● **Request**: Show every line in the records below that contains the word "расчетных".

● **Task inputs**:
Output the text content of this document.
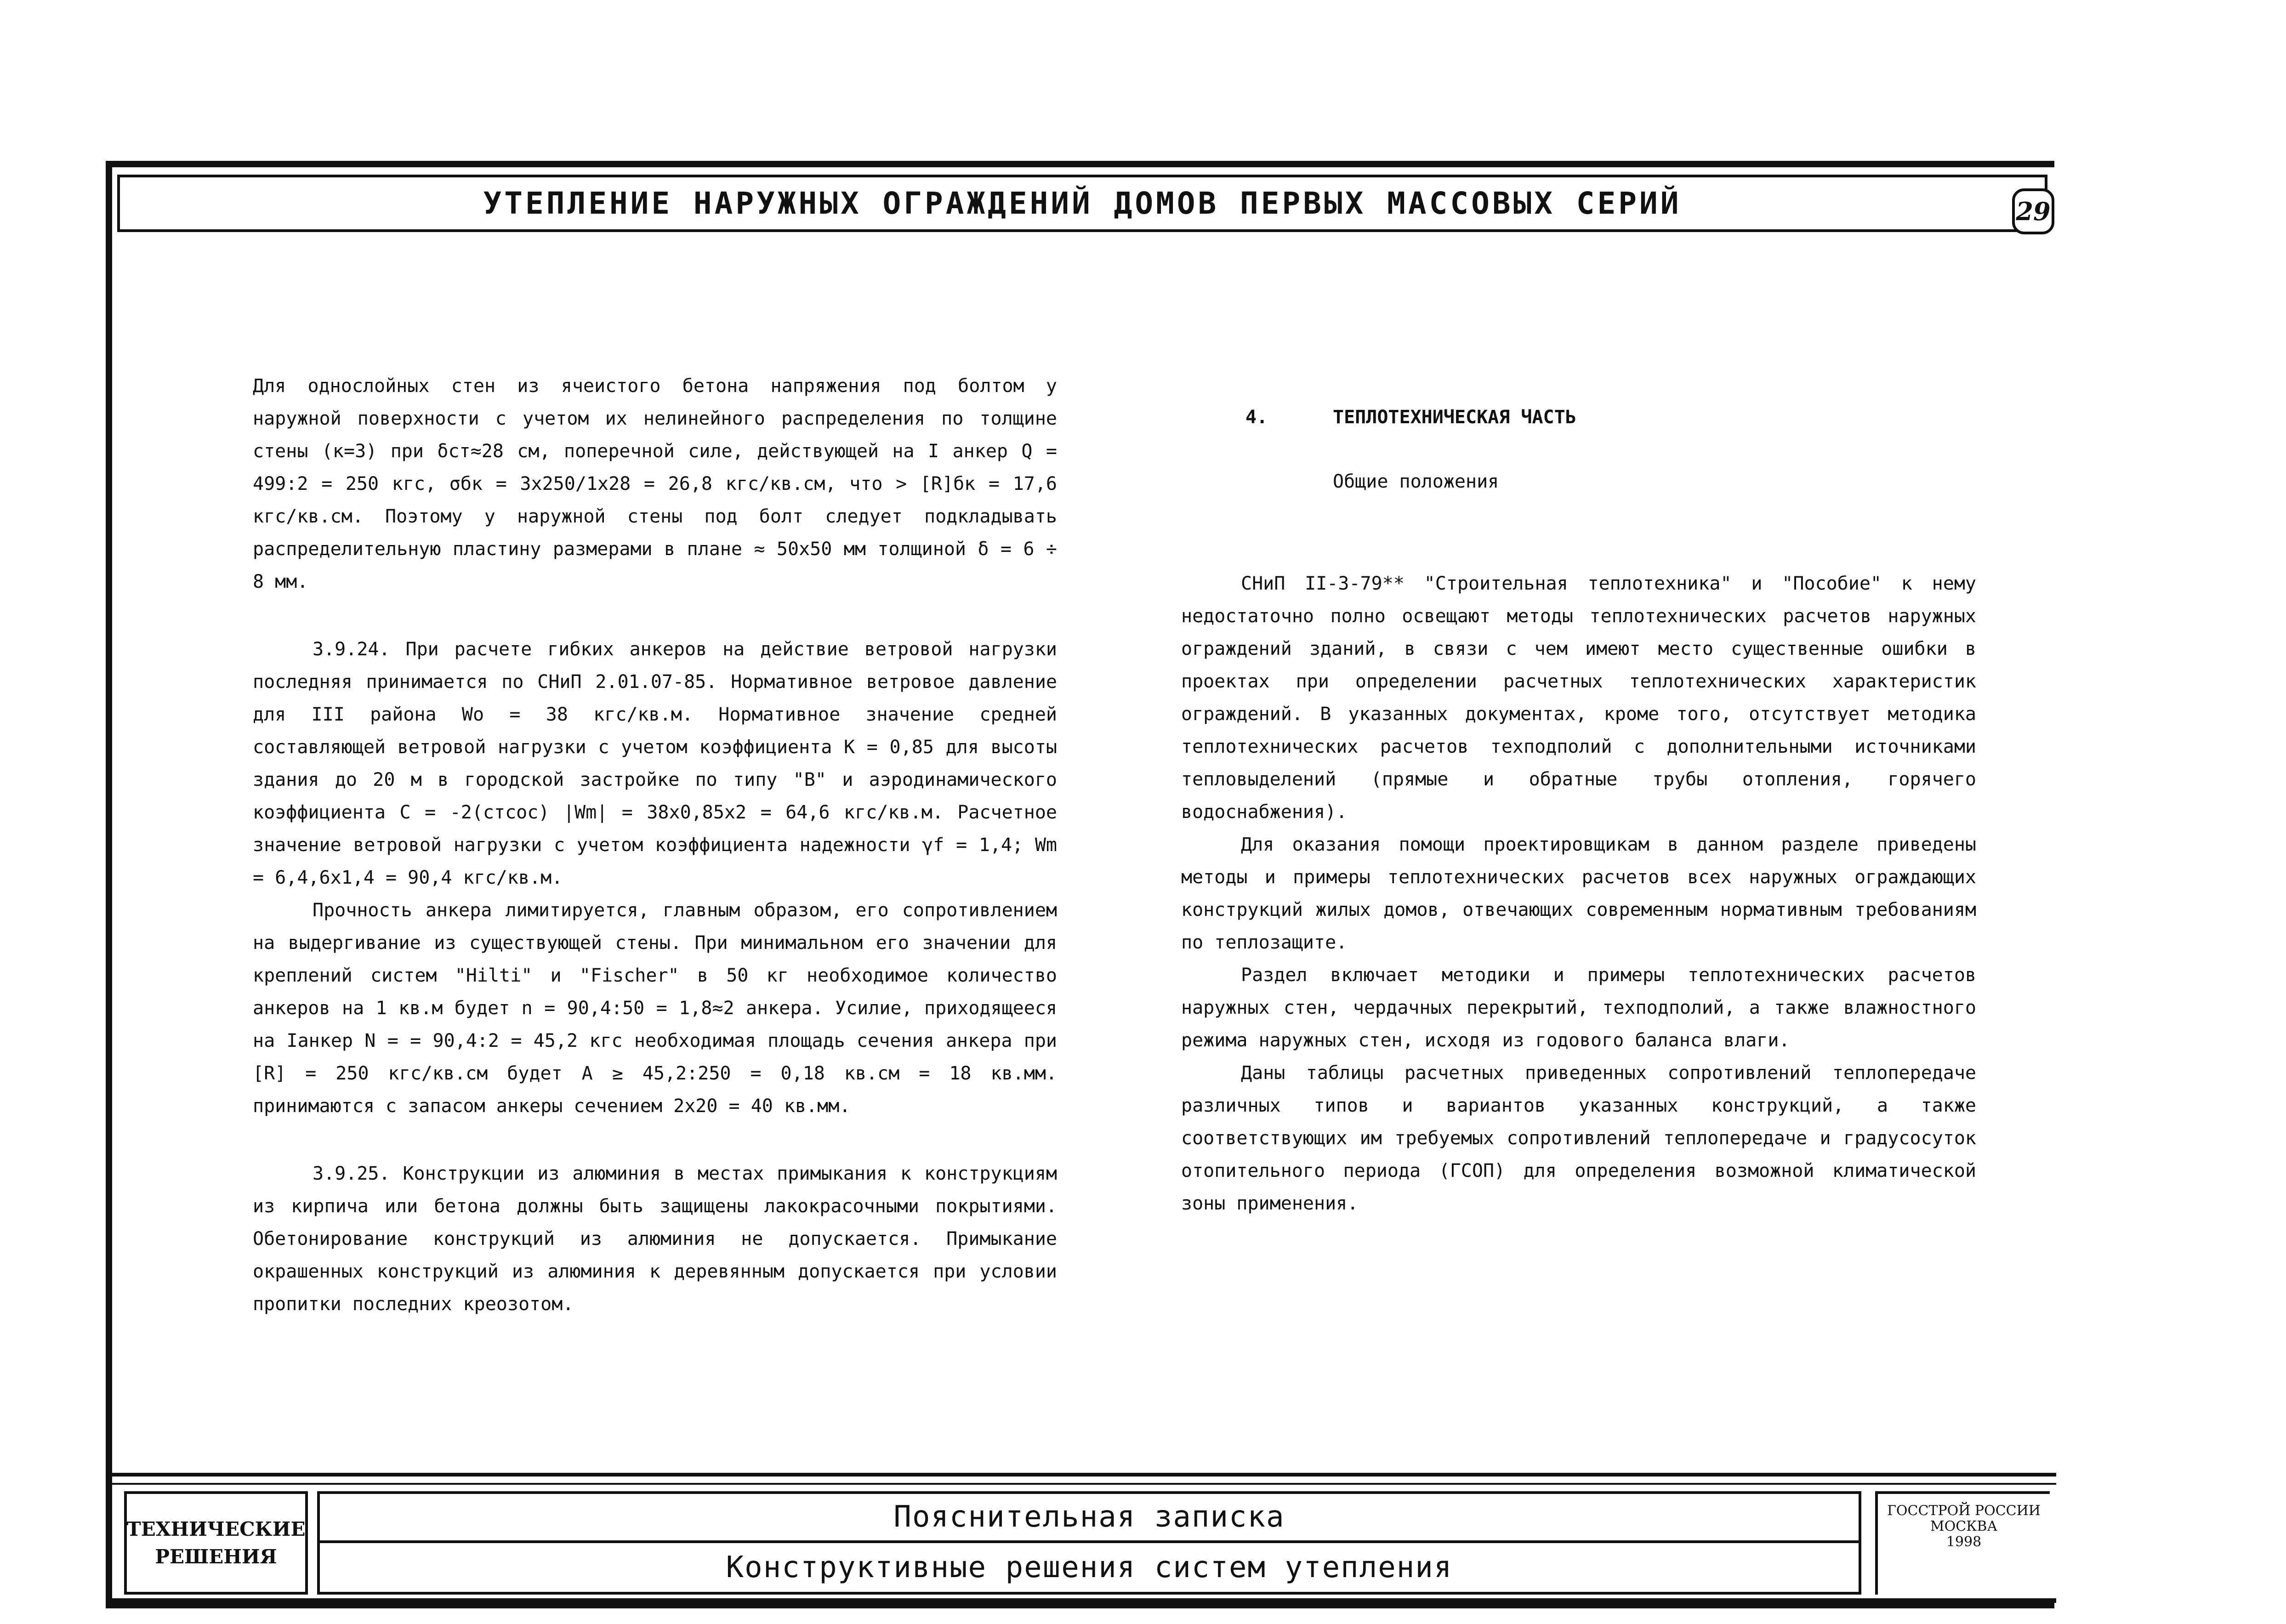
УТЕПЛЕНИЕ НАРУЖНЫХ ОГРАЖДЕНИЙ ДОМОВ ПЕРВЫХ МАССОВЫХ СЕРИЙ	29

Для однослойных стен из ячеистого бетона напряжения под болтом у наружной поверхности с учетом их нелинейного распределения по толщине стены (к=3) при δст≈28 см, поперечной силе, действующей на I анкер Q = 499:2 = 250 кгс, σбк = 3х250/1х28 = 26,8 кгс/кв.см, что > [R]бк = 17,6 кгс/кв.см. Поэтому у наружной стены под болт следует подкладывать распределительную пластину размерами в плане ≈ 50х50 мм толщиной δ = 6 ÷ 8 мм.

3.9.24. При расчете гибких анкеров на действие ветровой нагрузки последняя принимается по СНиП 2.01.07-85. Нормативное ветровое давление для III района Wo = 38 кгс/кв.м. Нормативное значение средней составляющей ветровой нагрузки с учетом коэффициента К = 0,85 для высоты здания до 20 м в городской застройке по типу "В" и аэродинамического коэффициента С = -2(стсос) |Wm| = 38х0,85х2 = 64,6 кгс/кв.м. Расчетное значение ветровой нагрузки с учетом коэффициента надежности γf = 1,4; Wm = 6,4,6х1,4 = 90,4 кгс/кв.м.

Прочность анкера лимитируется, главным образом, его сопротивлением на выдергивание из существующей стены. При минимальном его значении для креплений систем "Hilti" и "Fischer" в 50 кг необходимое количество анкеров на 1 кв.м будет n = 90,4:50 = 1,8≈2 анкера. Усилие, приходящееся на Iанкер N = = 90,4:2 = 45,2 кгс необходимая площадь сечения анкера при [R] = 250 кгс/кв.см будет А ≥ 45,2:250 = 0,18 кв.см = 18 кв.мм. принимаются с запасом анкеры сечением 2х20 = 40 кв.мм.

3.9.25. Конструкции из алюминия в местах примыкания к конструкциям из кирпича или бетона должны быть защищены лакокрасочными покрытиями. Обетонирование конструкций из алюминия не допускается. Примыкание окрашенных конструкций из алюминия к деревянным допускается при условии пропитки последних креозотом.

4.	ТЕПЛОТЕХНИЧЕСКАЯ ЧАСТЬ
Общие положения

СНиП II-3-79** "Строительная теплотехника" и "Пособие" к нему недостаточно полно освещают методы теплотехнических расчетов наружных ограждений зданий, в связи с чем имеют место существенные ошибки в проектах при определении расчетных теплотехнических характеристик ограждений. В указанных документах, кроме того, отсутствует методика теплотехнических расчетов техподполий с дополнительными источниками тепловыделений (прямые и обратные трубы отопления, горячего водоснабжения).

Для оказания помощи проектировщикам в данном разделе приведены методы и примеры теплотехнических расчетов всех наружных ограждающих конструкций жилых домов, отвечающих современным нормативным требованиям по теплозащите.

Раздел включает методики и примеры теплотехнических расчетов наружных стен, чердачных перекрытий, техподполий, а также влажностного режима наружных стен, исходя из годового баланса влаги.

Даны таблицы расчетных приведенных сопротивлений теплопередаче различных типов и вариантов указанных конструкций, а также соответствующих им требуемых сопротивлений теплопередаче и градусосуток отопительного периода (ГСОП) для определения возможной климатической зоны применения.

ТЕХНИЧЕСКИЕ
РЕШЕНИЯ
Пояснительная записка
Конструктивные решения систем утепления
ГОССТРОЙ РОССИИ
МОСКВА
1998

● **Response to this task**:
СНиП II-3-79** "Строительная теплотехника" и "Пособие" к нему недостаточно полно освещают методы теплотехнических расчетов наружных ограждений зданий, в связи с чем имеют место существенные ошибки в проектах при определении расчетных теплотехнических характеристик ограждений. В указанных документах, кроме того, отсутствует методика теплотехнических расчетов техподполий с дополнительными источниками тепловыделений (прямые и обратные трубы отопления, горячего водоснабжения).
Даны таблицы расчетных приведенных сопротивлений теплопередаче различных типов и вариантов указанных конструкций, а также соответствующих им требуемых сопротивлений теплопередаче и градусосуток отопительного периода (ГСОП) для определения возможной климатической зоны применения.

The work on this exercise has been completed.